A male in India was called "the pregnant man" for decades because of how his stomach looked. Doctors now have a stunning explanation for it.
Sanju Bhagat looked like a normal male growing up. But as he worked on a farm in his 20s, his belly inexplicably began to grow.
"He wasn't eating that much," the History of Yesterday website said.
When breathing became difficult in 1999, Bhagat entered a Mumbai hospital to be examined. Doctors at first presumed the bulge was due to a cancerous tumor.
"We anticipated a lot of problems," Dr. Ajay Mehta related to ABC News in 2006.
But the truth revealed by surgery was shocking. It started with the spillage of several gallons of fluid.
"One limb came out, then another limb came out," a recent post by HistoryDefined.Net quoted a doctor as saying.
"Then some part of genitalia, then some part of hair, some limbs, jaws. we were horrified," the doctor continued. It had very long fingernails as well.
The confusing discovery is now called "vanishing twin syndrome," or "fetus in fetu." Doctors concluded Bhagat had a twin, but it died in the womb and was combined with his womb before his birth.
Britain's Daily Star tabloid reports the odds of such a development during a live birth are one in 500,000. Mehta's research found fewer than 90 such cases recorded in medical literature.
Doctors explain the twin lives off the internal system of its sibling for some time, as there is no placenta.
Bhagat, who is now about 60, was not injured by the development of the twin or the surgery. In fact, his recovery was immediate.
Bhagat reportedly now is back on his farm job. But sometimes, he still hears about his "pregnant" past.
"They still ridicule him," Mehta said. "You went for an operation and you had the baby."
────────────────────
• _Requirement_: Copy the passage of the Sanju Bhagat article word for word, starting at the words "Sanju Bhagat looked" and stopping after "a cancerous tumor.". Rely on nothing but the Sanju Bhagat article.

• _Data provided_:
────────────────────
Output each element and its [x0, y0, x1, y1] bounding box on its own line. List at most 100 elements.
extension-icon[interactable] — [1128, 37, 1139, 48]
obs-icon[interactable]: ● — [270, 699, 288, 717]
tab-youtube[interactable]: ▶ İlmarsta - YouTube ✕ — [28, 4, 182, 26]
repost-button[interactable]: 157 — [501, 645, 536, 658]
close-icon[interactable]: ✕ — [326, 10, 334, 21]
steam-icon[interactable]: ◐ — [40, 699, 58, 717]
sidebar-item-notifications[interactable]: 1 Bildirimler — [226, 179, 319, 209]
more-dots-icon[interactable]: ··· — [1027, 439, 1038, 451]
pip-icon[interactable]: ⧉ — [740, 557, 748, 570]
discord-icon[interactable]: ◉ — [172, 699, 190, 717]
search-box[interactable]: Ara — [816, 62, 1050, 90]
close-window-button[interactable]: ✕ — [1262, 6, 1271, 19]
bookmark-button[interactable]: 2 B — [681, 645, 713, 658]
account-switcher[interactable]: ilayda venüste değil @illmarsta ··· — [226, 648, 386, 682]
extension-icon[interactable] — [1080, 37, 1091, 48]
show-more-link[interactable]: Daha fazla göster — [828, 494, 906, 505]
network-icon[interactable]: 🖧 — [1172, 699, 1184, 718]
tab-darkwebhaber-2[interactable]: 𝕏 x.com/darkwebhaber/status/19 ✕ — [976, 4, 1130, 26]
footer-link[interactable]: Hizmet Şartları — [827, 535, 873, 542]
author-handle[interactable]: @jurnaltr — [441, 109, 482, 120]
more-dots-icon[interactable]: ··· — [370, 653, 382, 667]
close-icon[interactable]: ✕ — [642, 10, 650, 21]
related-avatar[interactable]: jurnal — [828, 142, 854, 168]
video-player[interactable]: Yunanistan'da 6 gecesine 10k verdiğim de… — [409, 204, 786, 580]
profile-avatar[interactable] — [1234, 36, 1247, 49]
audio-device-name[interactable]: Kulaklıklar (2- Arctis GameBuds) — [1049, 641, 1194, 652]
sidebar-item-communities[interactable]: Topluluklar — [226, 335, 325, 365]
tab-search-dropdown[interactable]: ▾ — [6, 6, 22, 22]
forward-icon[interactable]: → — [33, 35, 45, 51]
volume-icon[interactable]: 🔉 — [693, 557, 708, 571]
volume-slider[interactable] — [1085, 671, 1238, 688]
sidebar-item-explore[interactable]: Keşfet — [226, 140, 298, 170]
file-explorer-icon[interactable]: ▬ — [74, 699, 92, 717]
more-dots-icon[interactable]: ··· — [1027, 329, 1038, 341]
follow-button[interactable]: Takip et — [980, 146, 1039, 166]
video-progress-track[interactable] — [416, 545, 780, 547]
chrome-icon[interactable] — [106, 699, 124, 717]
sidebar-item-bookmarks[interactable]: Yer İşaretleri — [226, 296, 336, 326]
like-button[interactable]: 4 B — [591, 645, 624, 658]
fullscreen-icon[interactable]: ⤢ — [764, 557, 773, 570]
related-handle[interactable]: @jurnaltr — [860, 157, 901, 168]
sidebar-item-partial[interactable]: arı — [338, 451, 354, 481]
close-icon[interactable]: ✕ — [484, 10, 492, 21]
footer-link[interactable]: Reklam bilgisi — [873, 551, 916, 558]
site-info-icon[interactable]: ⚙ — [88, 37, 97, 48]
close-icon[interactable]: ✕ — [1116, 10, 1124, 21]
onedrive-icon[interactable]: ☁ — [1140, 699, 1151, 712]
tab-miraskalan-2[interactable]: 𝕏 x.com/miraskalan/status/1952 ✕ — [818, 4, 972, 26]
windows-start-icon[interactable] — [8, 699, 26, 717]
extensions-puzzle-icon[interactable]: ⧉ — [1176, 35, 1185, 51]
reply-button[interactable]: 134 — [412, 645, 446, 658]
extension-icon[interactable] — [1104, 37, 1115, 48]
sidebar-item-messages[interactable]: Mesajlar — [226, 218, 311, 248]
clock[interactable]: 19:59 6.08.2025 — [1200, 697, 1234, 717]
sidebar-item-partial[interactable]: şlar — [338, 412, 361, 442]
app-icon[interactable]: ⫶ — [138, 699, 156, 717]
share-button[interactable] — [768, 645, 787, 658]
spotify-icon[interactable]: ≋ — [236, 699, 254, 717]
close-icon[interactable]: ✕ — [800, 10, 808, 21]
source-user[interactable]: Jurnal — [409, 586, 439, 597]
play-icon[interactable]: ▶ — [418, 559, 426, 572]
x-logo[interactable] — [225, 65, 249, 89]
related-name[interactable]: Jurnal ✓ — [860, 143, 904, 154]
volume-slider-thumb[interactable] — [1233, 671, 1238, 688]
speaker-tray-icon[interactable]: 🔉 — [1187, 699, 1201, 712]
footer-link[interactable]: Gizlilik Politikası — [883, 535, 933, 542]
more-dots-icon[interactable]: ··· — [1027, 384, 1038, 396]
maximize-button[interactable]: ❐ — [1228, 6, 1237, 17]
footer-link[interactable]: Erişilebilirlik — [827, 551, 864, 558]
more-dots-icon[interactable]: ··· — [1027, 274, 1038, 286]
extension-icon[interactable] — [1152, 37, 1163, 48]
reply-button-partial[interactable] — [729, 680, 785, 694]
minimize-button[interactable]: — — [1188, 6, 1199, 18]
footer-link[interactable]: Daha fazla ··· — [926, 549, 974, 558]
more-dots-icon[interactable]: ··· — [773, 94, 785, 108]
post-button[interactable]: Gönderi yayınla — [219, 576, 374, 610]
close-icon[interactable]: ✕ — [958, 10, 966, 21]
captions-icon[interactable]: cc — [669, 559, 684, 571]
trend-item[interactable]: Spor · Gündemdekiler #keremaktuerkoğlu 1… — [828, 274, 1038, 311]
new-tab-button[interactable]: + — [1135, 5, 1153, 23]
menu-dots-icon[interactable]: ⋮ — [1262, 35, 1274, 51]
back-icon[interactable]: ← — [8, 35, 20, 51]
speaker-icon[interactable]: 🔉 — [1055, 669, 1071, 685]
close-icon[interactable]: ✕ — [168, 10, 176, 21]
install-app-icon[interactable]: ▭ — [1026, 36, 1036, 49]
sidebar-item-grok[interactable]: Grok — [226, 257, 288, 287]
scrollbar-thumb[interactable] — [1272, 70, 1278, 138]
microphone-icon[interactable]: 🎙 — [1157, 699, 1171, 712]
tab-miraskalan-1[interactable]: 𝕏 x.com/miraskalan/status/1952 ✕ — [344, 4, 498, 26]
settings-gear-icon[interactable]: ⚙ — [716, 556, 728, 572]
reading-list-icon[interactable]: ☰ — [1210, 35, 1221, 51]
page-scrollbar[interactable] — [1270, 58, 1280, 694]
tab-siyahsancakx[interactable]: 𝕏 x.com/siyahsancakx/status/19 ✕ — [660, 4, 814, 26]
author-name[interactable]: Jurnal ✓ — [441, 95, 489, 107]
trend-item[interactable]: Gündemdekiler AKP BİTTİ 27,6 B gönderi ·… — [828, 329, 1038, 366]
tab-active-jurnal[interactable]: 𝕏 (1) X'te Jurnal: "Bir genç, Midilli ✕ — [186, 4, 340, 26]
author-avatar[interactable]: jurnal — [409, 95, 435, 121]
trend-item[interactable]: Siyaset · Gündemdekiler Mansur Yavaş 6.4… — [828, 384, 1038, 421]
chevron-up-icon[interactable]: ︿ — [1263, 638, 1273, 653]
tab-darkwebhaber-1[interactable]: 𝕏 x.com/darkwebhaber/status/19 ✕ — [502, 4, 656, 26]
────────────────────
• _Written answer_:
Sanju Bhagat looked like a normal male growing up. But as he worked on a farm in his 20s, his belly inexplicably began to grow.
"He wasn't eating that much," the History of Yesterday website said.
When breathing became difficult in 1999, Bhagat entered a Mumbai hospital to be examined. Doctors at first presumed the bulge was due to a cancerous tumor.